▸ **TASK BRIEF**
Leave the pictures out and transcribe every record exactly.

□ □ □ □ □

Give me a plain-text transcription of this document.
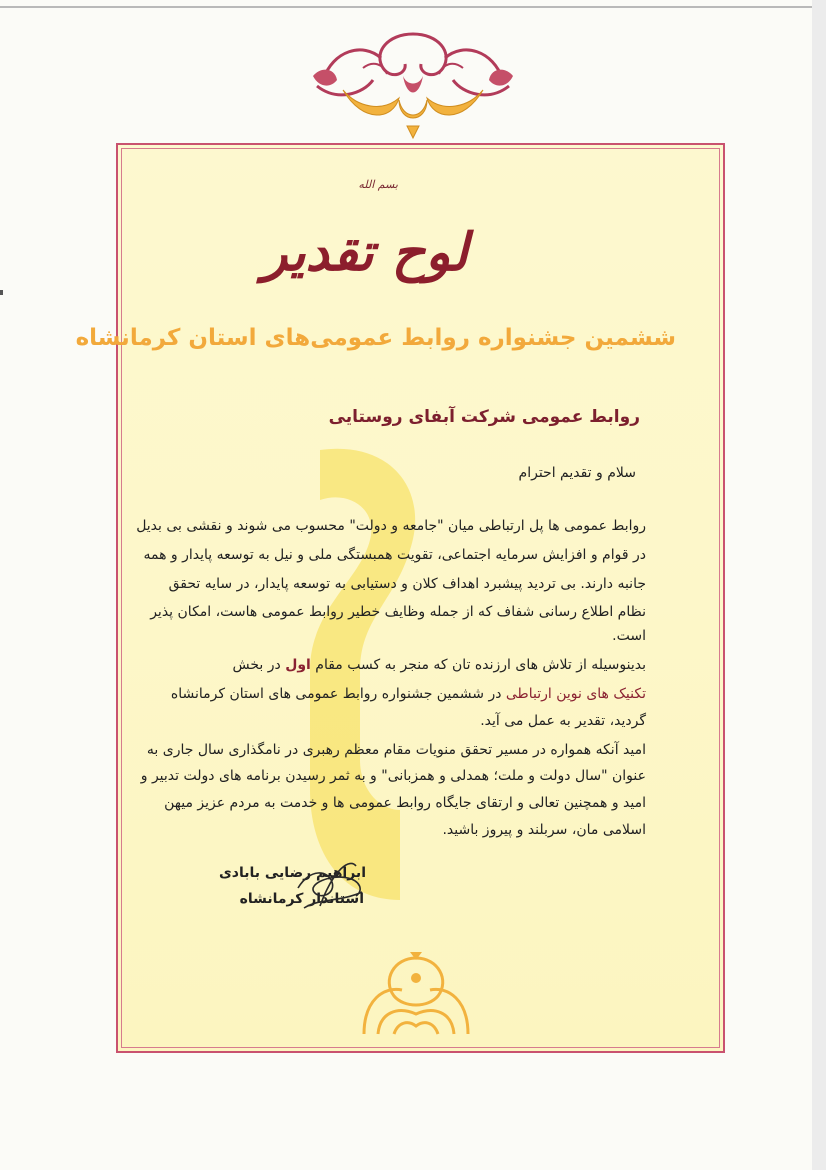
بسم الله
لوح تقدیر
ششمین جشنواره روابط عمومی‌های استان کرمانشاه
روابط عمومی شرکت آبفای روستایی
سلام و تقدیم احترام
روابط عمومی ها پل ارتباطی میان "جامعه و دولت" محسوب می شوند و نقشی بی بدیل
در قوام و افزایش سرمایه اجتماعی، تقویت همبستگی ملی و نیل به توسعه پایدار و همه
جانبه دارند. بی تردید پیشبرد اهداف کلان و دستیابی به توسعه پایدار، در سایه تحقق
نظام اطلاع رسانی شفاف که از جمله وظایف خطیر روابط عمومی هاست، امکان پذیر
است.
بدینوسیله از تلاش های ارزنده تان که منجر به کسب مقام اول در بخش
تکنیک های نوین ارتباطی در ششمین جشنواره روابط عمومی های استان کرمانشاه
گردید، تقدیر به عمل می آید.
امید آنکه همواره در مسیر تحقق منویات مقام معظم رهبری در نامگذاری سال جاری به
عنوان "سال دولت و ملت؛ همدلی و همزبانی" و به ثمر رسیدن برنامه های دولت تدبیر و
امید و همچنین تعالی و ارتقای جایگاه روابط عمومی ها و خدمت به مردم عزیز میهن
اسلامی مان، سربلند و پیروز باشید.
ابراهیم رضایی بابادی
استاندار کرمانشاه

□ □ □ □ □

▸ **CORRECT RESPONSE**
Give me a plain-text transcription of this document.
بسم الله
لوح تقدیر
ششمین جشنواره روابط عمومی‌های استان کرمانشاه
روابط عمومی شرکت آبفای روستایی
سلام و تقدیم احترام
روابط عمومی ها پل ارتباطی میان "جامعه و دولت" محسوب می شوند و نقشی بی بدیل
در قوام و افزایش سرمایه اجتماعی، تقویت همبستگی ملی و نیل به توسعه پایدار و همه
جانبه دارند. بی تردید پیشبرد اهداف کلان و دستیابی به توسعه پایدار، در سایه تحقق
نظام اطلاع رسانی شفاف که از جمله وظایف خطیر روابط عمومی هاست، امکان پذیر
است.
بدینوسیله از تلاش های ارزنده تان که منجر به کسب مقام اول در بخش
تکنیک های نوین ارتباطی در ششمین جشنواره روابط عمومی های استان کرمانشاه
گردید، تقدیر به عمل می آید.
امید آنکه همواره در مسیر تحقق منویات مقام معظم رهبری در نامگذاری سال جاری به
عنوان "سال دولت و ملت؛ همدلی و همزبانی" و به ثمر رسیدن برنامه های دولت تدبیر و
امید و همچنین تعالی و ارتقای جایگاه روابط عمومی ها و خدمت به مردم عزیز میهن
اسلامی مان، سربلند و پیروز باشید.
ابراهیم رضایی بابادی
استاندار کرمانشاه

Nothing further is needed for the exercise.